Part of a data file:
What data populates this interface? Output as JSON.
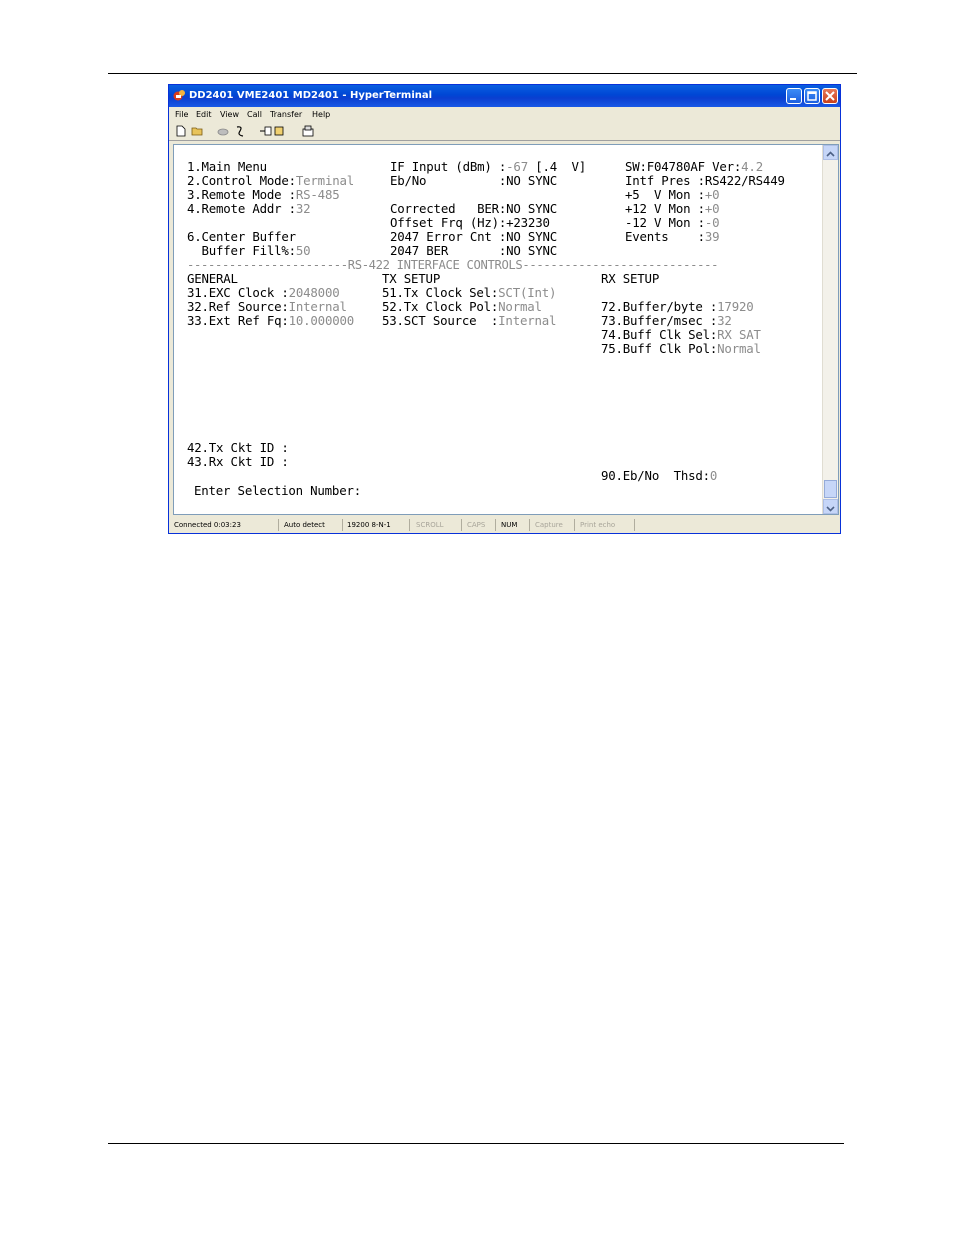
{
  "window": {
    "title": "DD2401 VME2401 MD2401 - HyperTerminal"
  },
  "menu": [
    "File",
    "Edit",
    "View",
    "Call",
    "Transfer",
    "Help"
  ],
  "toolbar_icons": [
    "new-icon",
    "open-icon",
    "dial-icon",
    "disconnect-icon",
    "send-icon",
    "properties-icon"
  ],
  "terminal": {
    "r1": {
      "a": "1.Main Menu",
      "b": "IF Input (dBm) :",
      "c": "-67",
      "d": " [.4  V]",
      "e": "SW:F04780AF Ver:",
      "f": "4.2"
    },
    "r2": {
      "a": "2.Control Mode:",
      "b": "Terminal",
      "c": "Eb/No          :NO SYNC",
      "d": "Intf Pres :RS422/RS449"
    },
    "r3": {
      "a": "3.Remote Mode :",
      "b": "RS-485",
      "c": "+5  V Mon :",
      "d": "+0"
    },
    "r4": {
      "a": "4.Remote Addr :",
      "b": "32",
      "c": "Corrected   BER:NO SYNC",
      "d": "+12 V Mon :",
      "e": "+0"
    },
    "r5": {
      "a": "Offset Frq (Hz):+23230",
      "b": "-12 V Mon :",
      "c": "-0"
    },
    "r6": {
      "a": "6.Center Buffer",
      "b": "2047 Error Cnt :NO SYNC",
      "c": "Events    :",
      "d": "39"
    },
    "r7": {
      "a": "  Buffer Fill%:",
      "b": "50",
      "c": "2047 BER       :NO SYNC"
    },
    "divider": "-----------------------RS-422 INTERFACE CONTROLS----------------------------",
    "headers": {
      "general": "GENERAL",
      "tx": "TX SETUP",
      "rx": "RX SETUP"
    },
    "g1": {
      "a": "31.EXC Clock :",
      "b": "2048000"
    },
    "g2": {
      "a": "32.Ref Source:",
      "b": "Internal"
    },
    "g3": {
      "a": "33.Ext Ref Fq:",
      "b": "10.000000"
    },
    "t1": {
      "a": "51.Tx Clock Sel:",
      "b": "SCT(Int)"
    },
    "t2": {
      "a": "52.Tx Clock Pol:",
      "b": "Normal"
    },
    "t3": {
      "a": "53.SCT Source  :",
      "b": "Internal"
    },
    "x1": {
      "a": "72.Buffer/byte :",
      "b": "17920"
    },
    "x2": {
      "a": "73.Buffer/msec :",
      "b": "32"
    },
    "x3": {
      "a": "74.Buff Clk Sel:",
      "b": "RX SAT"
    },
    "x4": {
      "a": "75.Buff Clk Pol:",
      "b": "Normal"
    },
    "ckt_tx": "42.Tx Ckt ID :",
    "ckt_rx": "43.Rx Ckt ID :",
    "ebno": {
      "a": "90.Eb/No  Thsd:",
      "b": "0"
    },
    "prompt": "Enter Selection Number:"
  },
  "status": {
    "connected": "Connected 0:03:23",
    "detect": "Auto detect",
    "settings": "19200 8-N-1",
    "scroll": "SCROLL",
    "caps": "CAPS",
    "num": "NUM",
    "capture": "Capture",
    "print_echo": "Print echo"
  },
  "colors": {
    "title_bar": "#0a5fe0",
    "dim_text": "#8c8c8c",
    "window_face": "#ece9d8"
  }
}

GIVEN TASK: Pictures in the records above are left out; print everything else exactly as written.

FINISHED EXERCISE:
What data populates this interface? Output as JSON.
{
  "window": {
    "title": "DD2401 VME2401 MD2401 - HyperTerminal"
  },
  "menu": [
    "File",
    "Edit",
    "View",
    "Call",
    "Transfer",
    "Help"
  ],
  "toolbar_icons": [
    "new-icon",
    "open-icon",
    "dial-icon",
    "disconnect-icon",
    "send-icon",
    "properties-icon"
  ],
  "terminal": {
    "r1": {
      "a": "1.Main Menu",
      "b": "IF Input (dBm) :",
      "c": "-67",
      "d": " [.4  V]",
      "e": "SW:F04780AF Ver:",
      "f": "4.2"
    },
    "r2": {
      "a": "2.Control Mode:",
      "b": "Terminal",
      "c": "Eb/No          :NO SYNC",
      "d": "Intf Pres :RS422/RS449"
    },
    "r3": {
      "a": "3.Remote Mode :",
      "b": "RS-485",
      "c": "+5  V Mon :",
      "d": "+0"
    },
    "r4": {
      "a": "4.Remote Addr :",
      "b": "32",
      "c": "Corrected   BER:NO SYNC",
      "d": "+12 V Mon :",
      "e": "+0"
    },
    "r5": {
      "a": "Offset Frq (Hz):+23230",
      "b": "-12 V Mon :",
      "c": "-0"
    },
    "r6": {
      "a": "6.Center Buffer",
      "b": "2047 Error Cnt :NO SYNC",
      "c": "Events    :",
      "d": "39"
    },
    "r7": {
      "a": "  Buffer Fill%:",
      "b": "50",
      "c": "2047 BER       :NO SYNC"
    },
    "divider": "-----------------------RS-422 INTERFACE CONTROLS----------------------------",
    "headers": {
      "general": "GENERAL",
      "tx": "TX SETUP",
      "rx": "RX SETUP"
    },
    "g1": {
      "a": "31.EXC Clock :",
      "b": "2048000"
    },
    "g2": {
      "a": "32.Ref Source:",
      "b": "Internal"
    },
    "g3": {
      "a": "33.Ext Ref Fq:",
      "b": "10.000000"
    },
    "t1": {
      "a": "51.Tx Clock Sel:",
      "b": "SCT(Int)"
    },
    "t2": {
      "a": "52.Tx Clock Pol:",
      "b": "Normal"
    },
    "t3": {
      "a": "53.SCT Source  :",
      "b": "Internal"
    },
    "x1": {
      "a": "72.Buffer/byte :",
      "b": "17920"
    },
    "x2": {
      "a": "73.Buffer/msec :",
      "b": "32"
    },
    "x3": {
      "a": "74.Buff Clk Sel:",
      "b": "RX SAT"
    },
    "x4": {
      "a": "75.Buff Clk Pol:",
      "b": "Normal"
    },
    "ckt_tx": "42.Tx Ckt ID :",
    "ckt_rx": "43.Rx Ckt ID :",
    "ebno": {
      "a": "90.Eb/No  Thsd:",
      "b": "0"
    },
    "prompt": "Enter Selection Number:"
  },
  "status": {
    "connected": "Connected 0:03:23",
    "detect": "Auto detect",
    "settings": "19200 8-N-1",
    "scroll": "SCROLL",
    "caps": "CAPS",
    "num": "NUM",
    "capture": "Capture",
    "print_echo": "Print echo"
  },
  "colors": {
    "title_bar": "#0a5fe0",
    "dim_text": "#8c8c8c",
    "window_face": "#ece9d8"
  }
}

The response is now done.